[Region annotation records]
-*-*-

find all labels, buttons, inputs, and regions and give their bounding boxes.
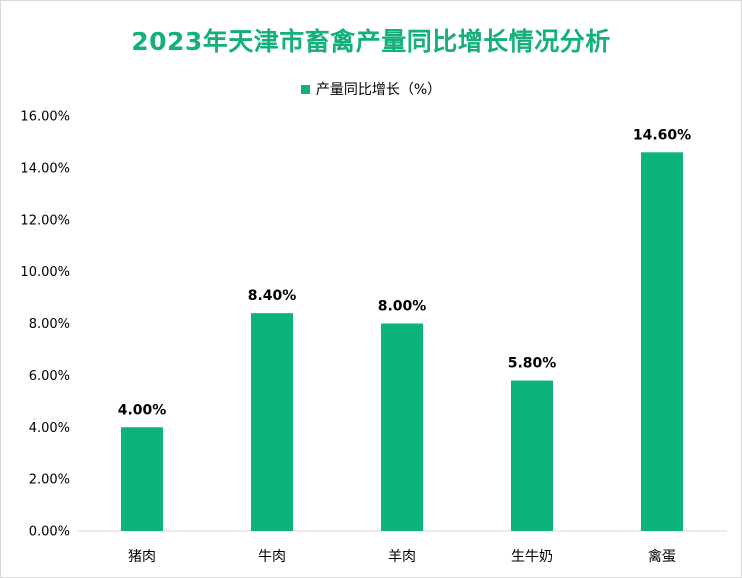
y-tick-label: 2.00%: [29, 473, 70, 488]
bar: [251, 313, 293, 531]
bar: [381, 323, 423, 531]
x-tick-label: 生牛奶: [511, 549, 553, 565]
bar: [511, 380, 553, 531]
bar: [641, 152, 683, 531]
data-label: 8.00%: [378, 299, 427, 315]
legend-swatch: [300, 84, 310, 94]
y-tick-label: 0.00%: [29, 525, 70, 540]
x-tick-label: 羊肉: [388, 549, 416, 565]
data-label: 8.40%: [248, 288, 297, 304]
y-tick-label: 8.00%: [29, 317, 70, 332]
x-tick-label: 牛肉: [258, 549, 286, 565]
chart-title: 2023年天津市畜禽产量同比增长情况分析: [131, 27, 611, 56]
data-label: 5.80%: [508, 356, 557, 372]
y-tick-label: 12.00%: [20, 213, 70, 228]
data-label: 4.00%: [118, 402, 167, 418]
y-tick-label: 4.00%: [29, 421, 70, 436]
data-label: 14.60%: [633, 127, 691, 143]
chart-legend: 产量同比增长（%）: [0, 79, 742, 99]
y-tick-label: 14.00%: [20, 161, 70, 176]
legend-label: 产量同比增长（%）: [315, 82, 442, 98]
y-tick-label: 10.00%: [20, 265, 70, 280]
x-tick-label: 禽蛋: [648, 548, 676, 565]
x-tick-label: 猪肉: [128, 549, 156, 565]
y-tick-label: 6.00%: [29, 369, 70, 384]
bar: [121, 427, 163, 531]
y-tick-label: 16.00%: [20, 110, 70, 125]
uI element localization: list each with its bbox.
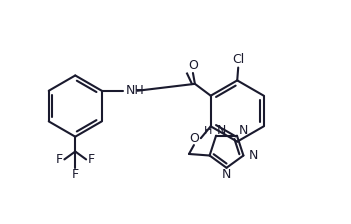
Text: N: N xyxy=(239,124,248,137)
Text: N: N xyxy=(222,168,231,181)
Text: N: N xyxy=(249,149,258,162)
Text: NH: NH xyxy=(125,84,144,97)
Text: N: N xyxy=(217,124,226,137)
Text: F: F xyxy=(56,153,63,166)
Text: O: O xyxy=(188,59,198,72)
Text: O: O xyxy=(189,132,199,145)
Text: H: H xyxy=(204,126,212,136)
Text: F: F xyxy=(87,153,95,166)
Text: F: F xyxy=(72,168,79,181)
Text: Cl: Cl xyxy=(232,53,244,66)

-*-*-

__Problem__: Give every line of the listing above as a JSON list of strings, one string per line, with blank lines skipped. Leave the pictures out of the list.

__The response__:
[
  "find all labels, buttons, inputs, and regions and give their bounding boxes.",
  "y-tick-label: 2.00%: [29, 473, 70, 488]",
  "bar: [251, 313, 293, 531]",
  "bar: [381, 323, 423, 531]",
  "x-tick-label: 生牛奶: [511, 549, 553, 565]",
  "bar: [511, 380, 553, 531]",
  "bar: [641, 152, 683, 531]",
  "data-label: 8.00%: [378, 299, 427, 315]",
  "legend-swatch: [300, 84, 310, 94]",
  "y-tick-label: 0.00%: [29, 525, 70, 540]",
  "x-tick-label: 羊肉: [388, 549, 416, 565]",
  "data-label: 8.40%: [248, 288, 297, 304]",
  "y-tick-label: 8.00%: [29, 317, 70, 332]",
  "x-tick-label: 牛肉: [258, 549, 286, 565]",
  "chart-title: 2023年天津市畜禽产量同比增长情况分析: [131, 27, 611, 56]",
  "data-label: 5.80%: [508, 356, 557, 372]",
  "y-tick-label: 12.00%: [20, 213, 70, 228]",
  "data-label: 4.00%: [118, 402, 167, 418]",
  "y-tick-label: 4.00%: [29, 421, 70, 436]",
  "data-label: 14.60%: [633, 127, 691, 143]",
  "chart-legend: 产量同比增长（%）: [0, 79, 742, 99]",
  "y-tick-label: 14.00%: [20, 161, 70, 176]",
  "legend-label: 产量同比增长（%）: [315, 82, 442, 98]",
  "y-tick-label: 10.00%: [20, 265, 70, 280]",
  "x-tick-label: 禽蛋: [648, 548, 676, 565]",
  "x-tick-label: 猪肉: [128, 549, 156, 565]",
  "y-tick-label: 6.00%: [29, 369, 70, 384]",
  "bar: [121, 427, 163, 531]",
  "y-tick-label: 16.00%: [20, 110, 70, 125]",
  "uI element localization: list each with its bbox.",
  "Text: N: N xyxy=(239,124,248,137)",
  "Text: N: N xyxy=(222,168,231,181)",
  "Text: N: N xyxy=(249,149,258,162)",
  "Text: NH: NH xyxy=(125,84,144,97)",
  "Text: N: N xyxy=(217,124,226,137)",
  "Text: F: F xyxy=(56,153,63,166)",
  "Text: O: O xyxy=(188,59,198,72)",
  "Text: O: O xyxy=(189,132,199,145)",
  "Text: H: H xyxy=(204,126,212,136)",
  "Text: F: F xyxy=(87,153,95,166)",
  "Text: F: F xyxy=(72,168,79,181)",
  "Text: Cl: Cl xyxy=(232,53,244,66)"
]